#### WHAT IS ASKED:
Filter the lines below, copying only those with the string "title".

#### MATERIAL TO PROCESS:

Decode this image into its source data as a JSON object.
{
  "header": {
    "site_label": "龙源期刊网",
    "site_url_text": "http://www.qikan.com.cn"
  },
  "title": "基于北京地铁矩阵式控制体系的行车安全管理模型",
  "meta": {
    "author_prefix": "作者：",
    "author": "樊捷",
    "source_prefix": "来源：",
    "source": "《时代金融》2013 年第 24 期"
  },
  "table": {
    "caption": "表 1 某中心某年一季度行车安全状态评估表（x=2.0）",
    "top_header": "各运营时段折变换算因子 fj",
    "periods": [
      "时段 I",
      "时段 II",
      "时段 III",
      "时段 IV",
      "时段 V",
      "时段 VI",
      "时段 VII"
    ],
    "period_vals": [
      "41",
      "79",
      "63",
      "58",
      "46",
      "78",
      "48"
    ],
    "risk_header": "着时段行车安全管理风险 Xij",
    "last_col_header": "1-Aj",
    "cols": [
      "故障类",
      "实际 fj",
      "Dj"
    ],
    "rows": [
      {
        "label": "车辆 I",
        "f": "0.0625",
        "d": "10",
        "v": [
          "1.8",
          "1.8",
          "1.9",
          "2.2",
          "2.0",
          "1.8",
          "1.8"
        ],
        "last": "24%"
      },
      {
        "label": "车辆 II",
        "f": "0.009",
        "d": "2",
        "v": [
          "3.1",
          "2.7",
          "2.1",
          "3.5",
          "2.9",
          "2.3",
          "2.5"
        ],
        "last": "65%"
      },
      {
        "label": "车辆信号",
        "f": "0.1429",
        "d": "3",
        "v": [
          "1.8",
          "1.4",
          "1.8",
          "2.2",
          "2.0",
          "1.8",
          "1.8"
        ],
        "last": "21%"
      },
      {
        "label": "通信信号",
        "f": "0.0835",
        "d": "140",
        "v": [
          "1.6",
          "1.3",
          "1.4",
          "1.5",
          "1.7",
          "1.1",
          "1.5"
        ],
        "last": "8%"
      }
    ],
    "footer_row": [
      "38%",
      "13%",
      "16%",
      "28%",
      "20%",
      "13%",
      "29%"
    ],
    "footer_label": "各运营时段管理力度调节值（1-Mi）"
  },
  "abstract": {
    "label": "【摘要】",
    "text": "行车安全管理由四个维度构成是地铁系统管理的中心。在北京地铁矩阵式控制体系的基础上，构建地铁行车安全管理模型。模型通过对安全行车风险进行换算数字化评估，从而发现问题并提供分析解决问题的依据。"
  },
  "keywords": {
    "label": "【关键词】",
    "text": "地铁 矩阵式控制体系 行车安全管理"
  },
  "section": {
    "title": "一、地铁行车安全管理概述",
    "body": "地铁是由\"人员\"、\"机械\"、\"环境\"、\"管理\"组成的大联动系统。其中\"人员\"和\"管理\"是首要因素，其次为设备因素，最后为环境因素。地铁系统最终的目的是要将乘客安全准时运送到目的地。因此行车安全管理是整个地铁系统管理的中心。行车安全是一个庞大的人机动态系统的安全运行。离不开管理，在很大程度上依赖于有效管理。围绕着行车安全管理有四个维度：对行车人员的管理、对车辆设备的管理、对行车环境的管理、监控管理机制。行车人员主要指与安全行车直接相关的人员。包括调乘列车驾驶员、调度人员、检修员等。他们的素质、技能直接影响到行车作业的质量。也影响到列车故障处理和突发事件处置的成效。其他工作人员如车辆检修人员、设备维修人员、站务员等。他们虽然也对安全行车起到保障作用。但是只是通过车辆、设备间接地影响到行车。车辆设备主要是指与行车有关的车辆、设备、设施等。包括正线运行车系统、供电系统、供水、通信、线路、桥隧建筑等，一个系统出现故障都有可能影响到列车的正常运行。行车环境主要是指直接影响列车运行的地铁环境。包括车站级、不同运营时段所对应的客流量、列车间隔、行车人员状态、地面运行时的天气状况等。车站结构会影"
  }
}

#### TASK RESULT:
  "title": "基于北京地铁矩阵式控制体系的行车安全管理模型",
    "title": "一、地铁行车安全管理概述",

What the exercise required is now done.